*PASSAGE FOR REVIEW:*
-- Opening Marker --

This study has several limitations. It was conducted using data derived from a single ethnic population, which may have introduced potential population-specific bias into the developed prediction models. In addition, external validation using independent datasets was not performed, which may limit the robustness, generalizability, and clinical applicability of these predictive models. Although this study developed and validated ML models for predicting 3- and 5-year mortality in young patients with GC, several important methodological considerations, including model interpretability and robustness to complex or incomplete data, were not fully addressed.

In summary, this study developed and validated ML models for predicting 3- and 5-year mortality in young patients with GC, demonstrating their potential utility for risk stratification and clinical decision-making. Validation using larger and more diverse patient populations is necessary to ensure robustness, external validity, and generalizability. The integration of explainable artificial intelligence methodologies may enhance the interpretability and transparency of ML models, thereby making predictive outputs more clinically actionable for health care practitioners [50]. Recent ML research has addressed several methodological challenges, including modeling temporal dependencies, discriminative feature selection, and improving robustness to noisy or incomplete input data. Prior studies in nonclinical ML domains have proposed advanced methodologies, including attention-based temporal models, structure-aware feature selection frameworks, and confidence-driven learning strategies [51-53]. Although these approaches do not directly fall within the scope of this study, they provide conceptually important insights for survival prediction problems, particularly those requiring careful handling of longitudinal data patterns, high-dimensional clinical variables, and uncertainty in medical datasets. These methodological directions may be adapted and extended to medical prognostic prediction models, particularly in survival analysis and clinical outcome prediction research. In addition to these methodological considerations, evaluation of the clinical utility of the key prognostic variables identified in this study, including cancer stage and T-size, is required through prospective or independent validation studies, whereas the use of internationally standardized and multiethnic datasets may further improve the reliability, external validity, and global generalizability of the predictive models.

-- Closing Marker --

[Data for document understanding]
-- Opening Marker --

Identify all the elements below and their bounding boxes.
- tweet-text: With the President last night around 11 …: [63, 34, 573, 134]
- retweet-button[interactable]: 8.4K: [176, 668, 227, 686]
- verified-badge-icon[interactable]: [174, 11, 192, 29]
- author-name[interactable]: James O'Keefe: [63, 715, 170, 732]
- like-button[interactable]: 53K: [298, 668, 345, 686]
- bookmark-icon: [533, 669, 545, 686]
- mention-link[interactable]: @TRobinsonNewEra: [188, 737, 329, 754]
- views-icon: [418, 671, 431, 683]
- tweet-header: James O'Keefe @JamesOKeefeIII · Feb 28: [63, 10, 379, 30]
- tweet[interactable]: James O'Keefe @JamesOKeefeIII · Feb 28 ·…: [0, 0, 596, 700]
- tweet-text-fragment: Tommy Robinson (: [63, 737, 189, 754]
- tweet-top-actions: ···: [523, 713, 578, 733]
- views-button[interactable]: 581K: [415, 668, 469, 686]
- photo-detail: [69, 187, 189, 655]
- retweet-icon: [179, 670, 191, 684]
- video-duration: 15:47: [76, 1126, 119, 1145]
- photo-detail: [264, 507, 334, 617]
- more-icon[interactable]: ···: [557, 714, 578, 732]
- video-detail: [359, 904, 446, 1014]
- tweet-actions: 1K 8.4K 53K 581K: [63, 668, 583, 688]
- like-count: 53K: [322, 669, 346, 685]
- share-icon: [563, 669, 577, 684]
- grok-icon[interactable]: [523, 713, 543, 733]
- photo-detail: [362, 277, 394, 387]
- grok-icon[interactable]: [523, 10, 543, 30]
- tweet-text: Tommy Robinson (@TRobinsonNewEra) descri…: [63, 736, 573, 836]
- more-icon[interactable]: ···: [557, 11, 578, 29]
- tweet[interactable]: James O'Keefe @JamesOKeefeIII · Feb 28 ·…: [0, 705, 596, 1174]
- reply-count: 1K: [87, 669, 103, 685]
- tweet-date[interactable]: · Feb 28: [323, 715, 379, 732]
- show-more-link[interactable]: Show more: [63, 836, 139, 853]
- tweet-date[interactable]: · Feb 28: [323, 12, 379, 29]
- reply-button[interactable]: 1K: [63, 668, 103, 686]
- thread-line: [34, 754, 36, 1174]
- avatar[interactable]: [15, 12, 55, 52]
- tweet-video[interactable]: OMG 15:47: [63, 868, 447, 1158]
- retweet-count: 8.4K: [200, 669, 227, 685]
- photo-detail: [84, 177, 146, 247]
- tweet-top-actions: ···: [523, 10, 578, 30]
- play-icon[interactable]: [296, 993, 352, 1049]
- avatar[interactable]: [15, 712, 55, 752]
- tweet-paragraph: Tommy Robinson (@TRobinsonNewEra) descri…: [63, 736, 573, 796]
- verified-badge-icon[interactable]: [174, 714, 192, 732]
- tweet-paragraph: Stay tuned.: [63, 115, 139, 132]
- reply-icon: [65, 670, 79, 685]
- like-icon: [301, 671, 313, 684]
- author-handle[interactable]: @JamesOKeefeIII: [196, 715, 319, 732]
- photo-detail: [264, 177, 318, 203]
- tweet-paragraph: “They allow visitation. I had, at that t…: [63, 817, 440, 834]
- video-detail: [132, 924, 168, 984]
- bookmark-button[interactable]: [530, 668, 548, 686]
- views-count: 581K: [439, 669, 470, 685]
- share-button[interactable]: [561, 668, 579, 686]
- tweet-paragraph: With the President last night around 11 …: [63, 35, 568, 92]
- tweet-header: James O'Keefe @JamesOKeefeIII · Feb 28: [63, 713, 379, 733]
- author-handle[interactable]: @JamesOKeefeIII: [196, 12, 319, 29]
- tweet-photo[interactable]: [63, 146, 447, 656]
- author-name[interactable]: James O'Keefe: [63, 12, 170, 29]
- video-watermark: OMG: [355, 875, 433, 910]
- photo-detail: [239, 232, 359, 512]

-- Closing Marker --

*TASK SET:*
[a] Repeat the wording of the passage on mortality prediction models, starting with "This study has" and going on through "not fully addressed.".
[b] In the passage on mortality prediction models, which two key prognostic variables identified in the study are named as needing evaluation of their clinical utility?
These rows have no connection to the passage on mortality prediction models.

*ACTIVITY ANSWERS:*
[a]
This study has several limitations. It was conducted using data derived from a single ethnic population, which may have introduced potential population-specific bias into the developed prediction models. In addition, external validation using independent datasets was not performed, which may limit the robustness, generalizability, and clinical applicability of these predictive models. Although this study developed and validated ML models for predicting 3- and 5-year mortality in young patients with GC, several important methodological considerations, including model interpretability and robustness to complex or incomplete data, were not fully addressed.

[b] Cancer stage and T-size.